Set down each line of the data below exactly as it stands, dropping the pictures.

[start]

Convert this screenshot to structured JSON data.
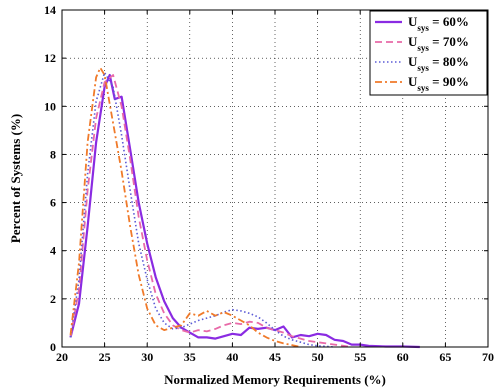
{
  "chart_data": {
    "type": "line",
    "xlabel": "Normalized Memory Requirements (%)",
    "ylabel": "Percent of Systems (%)",
    "xlim": [
      20,
      70
    ],
    "ylim": [
      0,
      14
    ],
    "xticks": [
      20,
      25,
      30,
      35,
      40,
      45,
      50,
      55,
      60,
      65,
      70
    ],
    "yticks": [
      0,
      2,
      4,
      6,
      8,
      10,
      12,
      14
    ],
    "grid": true,
    "legend_position": "top-right",
    "series": [
      {
        "name": "U_sys = 60%",
        "legend_main": "U",
        "legend_sub": "sys",
        "legend_value": " = 60%",
        "color": "#8a2be2",
        "dash": "",
        "width": 2.2,
        "points": [
          [
            21,
            0.4
          ],
          [
            22,
            1.8
          ],
          [
            23,
            5.0
          ],
          [
            24,
            8.5
          ],
          [
            25,
            10.8
          ],
          [
            25.6,
            11.3
          ],
          [
            26.2,
            10.3
          ],
          [
            27,
            10.4
          ],
          [
            28,
            8.2
          ],
          [
            29,
            6.0
          ],
          [
            30,
            4.3
          ],
          [
            31,
            2.9
          ],
          [
            32,
            1.9
          ],
          [
            33,
            1.2
          ],
          [
            34,
            0.8
          ],
          [
            35,
            0.6
          ],
          [
            36,
            0.4
          ],
          [
            37,
            0.4
          ],
          [
            38,
            0.35
          ],
          [
            39,
            0.45
          ],
          [
            40,
            0.55
          ],
          [
            41,
            0.5
          ],
          [
            42,
            0.8
          ],
          [
            43,
            0.75
          ],
          [
            44,
            0.8
          ],
          [
            45,
            0.7
          ],
          [
            46,
            0.85
          ],
          [
            47,
            0.4
          ],
          [
            48,
            0.5
          ],
          [
            49,
            0.45
          ],
          [
            50,
            0.55
          ],
          [
            51,
            0.5
          ],
          [
            52,
            0.3
          ],
          [
            53,
            0.25
          ],
          [
            54,
            0.1
          ],
          [
            55,
            0.1
          ],
          [
            56,
            0.05
          ],
          [
            58,
            0.02
          ],
          [
            60,
            0.02
          ],
          [
            62,
            0.0
          ]
        ]
      },
      {
        "name": "U_sys = 70%",
        "legend_main": "U",
        "legend_sub": "sys",
        "legend_value": " = 70%",
        "color": "#e86aa8",
        "dash": "7,4",
        "width": 1.8,
        "points": [
          [
            21,
            0.4
          ],
          [
            22,
            2.4
          ],
          [
            23,
            6.5
          ],
          [
            24,
            9.5
          ],
          [
            25,
            11.0
          ],
          [
            26,
            11.3
          ],
          [
            27,
            10.0
          ],
          [
            28,
            7.8
          ],
          [
            29,
            5.4
          ],
          [
            30,
            3.6
          ],
          [
            31,
            2.2
          ],
          [
            32,
            1.4
          ],
          [
            33,
            0.9
          ],
          [
            34,
            0.7
          ],
          [
            35,
            0.6
          ],
          [
            36,
            0.7
          ],
          [
            37,
            0.65
          ],
          [
            38,
            0.75
          ],
          [
            39,
            0.9
          ],
          [
            40,
            1.0
          ],
          [
            41,
            0.95
          ],
          [
            42,
            1.05
          ],
          [
            43,
            1.0
          ],
          [
            44,
            0.8
          ],
          [
            45,
            0.7
          ],
          [
            46,
            0.6
          ],
          [
            47,
            0.45
          ],
          [
            48,
            0.35
          ],
          [
            49,
            0.25
          ],
          [
            50,
            0.2
          ],
          [
            51,
            0.15
          ],
          [
            52,
            0.1
          ],
          [
            53,
            0.05
          ],
          [
            54,
            0.0
          ]
        ]
      },
      {
        "name": "U_sys = 80%",
        "legend_main": "U",
        "legend_sub": "sys",
        "legend_value": " = 80%",
        "color": "#5b5bd6",
        "dash": "1.5,2.5",
        "width": 1.6,
        "points": [
          [
            21,
            0.4
          ],
          [
            22,
            2.8
          ],
          [
            23,
            7.2
          ],
          [
            24,
            10.2
          ],
          [
            25,
            11.4
          ],
          [
            26,
            10.8
          ],
          [
            27,
            8.8
          ],
          [
            28,
            6.5
          ],
          [
            29,
            4.3
          ],
          [
            30,
            2.8
          ],
          [
            31,
            1.6
          ],
          [
            32,
            1.0
          ],
          [
            33,
            0.75
          ],
          [
            34,
            0.8
          ],
          [
            35,
            0.95
          ],
          [
            36,
            1.1
          ],
          [
            37,
            1.2
          ],
          [
            38,
            1.3
          ],
          [
            39,
            1.45
          ],
          [
            40,
            1.55
          ],
          [
            41,
            1.5
          ],
          [
            42,
            1.4
          ],
          [
            43,
            1.25
          ],
          [
            44,
            1.0
          ],
          [
            45,
            0.7
          ],
          [
            46,
            0.45
          ],
          [
            47,
            0.3
          ],
          [
            48,
            0.2
          ],
          [
            49,
            0.1
          ],
          [
            50,
            0.05
          ],
          [
            52,
            0.0
          ]
        ]
      },
      {
        "name": "U_sys = 90%",
        "legend_main": "U",
        "legend_sub": "sys",
        "legend_value": " = 90%",
        "color": "#f07a2a",
        "dash": "7,3,2,3",
        "width": 1.8,
        "points": [
          [
            21,
            0.5
          ],
          [
            22,
            3.5
          ],
          [
            23,
            8.5
          ],
          [
            24,
            11.2
          ],
          [
            24.5,
            11.6
          ],
          [
            25,
            11.3
          ],
          [
            26,
            9.3
          ],
          [
            27,
            7.3
          ],
          [
            28,
            5.0
          ],
          [
            29,
            3.0
          ],
          [
            30,
            1.6
          ],
          [
            31,
            0.9
          ],
          [
            32,
            0.7
          ],
          [
            33,
            0.8
          ],
          [
            34,
            0.9
          ],
          [
            35,
            1.4
          ],
          [
            36,
            1.3
          ],
          [
            37,
            1.5
          ],
          [
            38,
            1.3
          ],
          [
            39,
            1.45
          ],
          [
            40,
            1.3
          ],
          [
            41,
            1.1
          ],
          [
            42,
            0.9
          ],
          [
            43,
            0.6
          ],
          [
            44,
            0.4
          ],
          [
            45,
            0.25
          ],
          [
            46,
            0.15
          ],
          [
            47,
            0.08
          ],
          [
            48,
            0.0
          ]
        ]
      }
    ]
  }
}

[end]

--- Exercise answer ---
Convert this screenshot to structured JSON data.
{
  "chart_data": {
    "type": "line",
    "xlabel": "Normalized Memory Requirements (%)",
    "ylabel": "Percent of Systems (%)",
    "xlim": [
      20,
      70
    ],
    "ylim": [
      0,
      14
    ],
    "xticks": [
      20,
      25,
      30,
      35,
      40,
      45,
      50,
      55,
      60,
      65,
      70
    ],
    "yticks": [
      0,
      2,
      4,
      6,
      8,
      10,
      12,
      14
    ],
    "grid": true,
    "legend_position": "top-right",
    "series": [
      {
        "name": "U_sys = 60%",
        "legend_main": "U",
        "legend_sub": "sys",
        "legend_value": " = 60%",
        "color": "#8a2be2",
        "dash": "",
        "width": 2.2,
        "points": [
          [
            21,
            0.4
          ],
          [
            22,
            1.8
          ],
          [
            23,
            5.0
          ],
          [
            24,
            8.5
          ],
          [
            25,
            10.8
          ],
          [
            25.6,
            11.3
          ],
          [
            26.2,
            10.3
          ],
          [
            27,
            10.4
          ],
          [
            28,
            8.2
          ],
          [
            29,
            6.0
          ],
          [
            30,
            4.3
          ],
          [
            31,
            2.9
          ],
          [
            32,
            1.9
          ],
          [
            33,
            1.2
          ],
          [
            34,
            0.8
          ],
          [
            35,
            0.6
          ],
          [
            36,
            0.4
          ],
          [
            37,
            0.4
          ],
          [
            38,
            0.35
          ],
          [
            39,
            0.45
          ],
          [
            40,
            0.55
          ],
          [
            41,
            0.5
          ],
          [
            42,
            0.8
          ],
          [
            43,
            0.75
          ],
          [
            44,
            0.8
          ],
          [
            45,
            0.7
          ],
          [
            46,
            0.85
          ],
          [
            47,
            0.4
          ],
          [
            48,
            0.5
          ],
          [
            49,
            0.45
          ],
          [
            50,
            0.55
          ],
          [
            51,
            0.5
          ],
          [
            52,
            0.3
          ],
          [
            53,
            0.25
          ],
          [
            54,
            0.1
          ],
          [
            55,
            0.1
          ],
          [
            56,
            0.05
          ],
          [
            58,
            0.02
          ],
          [
            60,
            0.02
          ],
          [
            62,
            0.0
          ]
        ]
      },
      {
        "name": "U_sys = 70%",
        "legend_main": "U",
        "legend_sub": "sys",
        "legend_value": " = 70%",
        "color": "#e86aa8",
        "dash": "7,4",
        "width": 1.8,
        "points": [
          [
            21,
            0.4
          ],
          [
            22,
            2.4
          ],
          [
            23,
            6.5
          ],
          [
            24,
            9.5
          ],
          [
            25,
            11.0
          ],
          [
            26,
            11.3
          ],
          [
            27,
            10.0
          ],
          [
            28,
            7.8
          ],
          [
            29,
            5.4
          ],
          [
            30,
            3.6
          ],
          [
            31,
            2.2
          ],
          [
            32,
            1.4
          ],
          [
            33,
            0.9
          ],
          [
            34,
            0.7
          ],
          [
            35,
            0.6
          ],
          [
            36,
            0.7
          ],
          [
            37,
            0.65
          ],
          [
            38,
            0.75
          ],
          [
            39,
            0.9
          ],
          [
            40,
            1.0
          ],
          [
            41,
            0.95
          ],
          [
            42,
            1.05
          ],
          [
            43,
            1.0
          ],
          [
            44,
            0.8
          ],
          [
            45,
            0.7
          ],
          [
            46,
            0.6
          ],
          [
            47,
            0.45
          ],
          [
            48,
            0.35
          ],
          [
            49,
            0.25
          ],
          [
            50,
            0.2
          ],
          [
            51,
            0.15
          ],
          [
            52,
            0.1
          ],
          [
            53,
            0.05
          ],
          [
            54,
            0.0
          ]
        ]
      },
      {
        "name": "U_sys = 80%",
        "legend_main": "U",
        "legend_sub": "sys",
        "legend_value": " = 80%",
        "color": "#5b5bd6",
        "dash": "1.5,2.5",
        "width": 1.6,
        "points": [
          [
            21,
            0.4
          ],
          [
            22,
            2.8
          ],
          [
            23,
            7.2
          ],
          [
            24,
            10.2
          ],
          [
            25,
            11.4
          ],
          [
            26,
            10.8
          ],
          [
            27,
            8.8
          ],
          [
            28,
            6.5
          ],
          [
            29,
            4.3
          ],
          [
            30,
            2.8
          ],
          [
            31,
            1.6
          ],
          [
            32,
            1.0
          ],
          [
            33,
            0.75
          ],
          [
            34,
            0.8
          ],
          [
            35,
            0.95
          ],
          [
            36,
            1.1
          ],
          [
            37,
            1.2
          ],
          [
            38,
            1.3
          ],
          [
            39,
            1.45
          ],
          [
            40,
            1.55
          ],
          [
            41,
            1.5
          ],
          [
            42,
            1.4
          ],
          [
            43,
            1.25
          ],
          [
            44,
            1.0
          ],
          [
            45,
            0.7
          ],
          [
            46,
            0.45
          ],
          [
            47,
            0.3
          ],
          [
            48,
            0.2
          ],
          [
            49,
            0.1
          ],
          [
            50,
            0.05
          ],
          [
            52,
            0.0
          ]
        ]
      },
      {
        "name": "U_sys = 90%",
        "legend_main": "U",
        "legend_sub": "sys",
        "legend_value": " = 90%",
        "color": "#f07a2a",
        "dash": "7,3,2,3",
        "width": 1.8,
        "points": [
          [
            21,
            0.5
          ],
          [
            22,
            3.5
          ],
          [
            23,
            8.5
          ],
          [
            24,
            11.2
          ],
          [
            24.5,
            11.6
          ],
          [
            25,
            11.3
          ],
          [
            26,
            9.3
          ],
          [
            27,
            7.3
          ],
          [
            28,
            5.0
          ],
          [
            29,
            3.0
          ],
          [
            30,
            1.6
          ],
          [
            31,
            0.9
          ],
          [
            32,
            0.7
          ],
          [
            33,
            0.8
          ],
          [
            34,
            0.9
          ],
          [
            35,
            1.4
          ],
          [
            36,
            1.3
          ],
          [
            37,
            1.5
          ],
          [
            38,
            1.3
          ],
          [
            39,
            1.45
          ],
          [
            40,
            1.3
          ],
          [
            41,
            1.1
          ],
          [
            42,
            0.9
          ],
          [
            43,
            0.6
          ],
          [
            44,
            0.4
          ],
          [
            45,
            0.25
          ],
          [
            46,
            0.15
          ],
          [
            47,
            0.08
          ],
          [
            48,
            0.0
          ]
        ]
      }
    ]
  }
}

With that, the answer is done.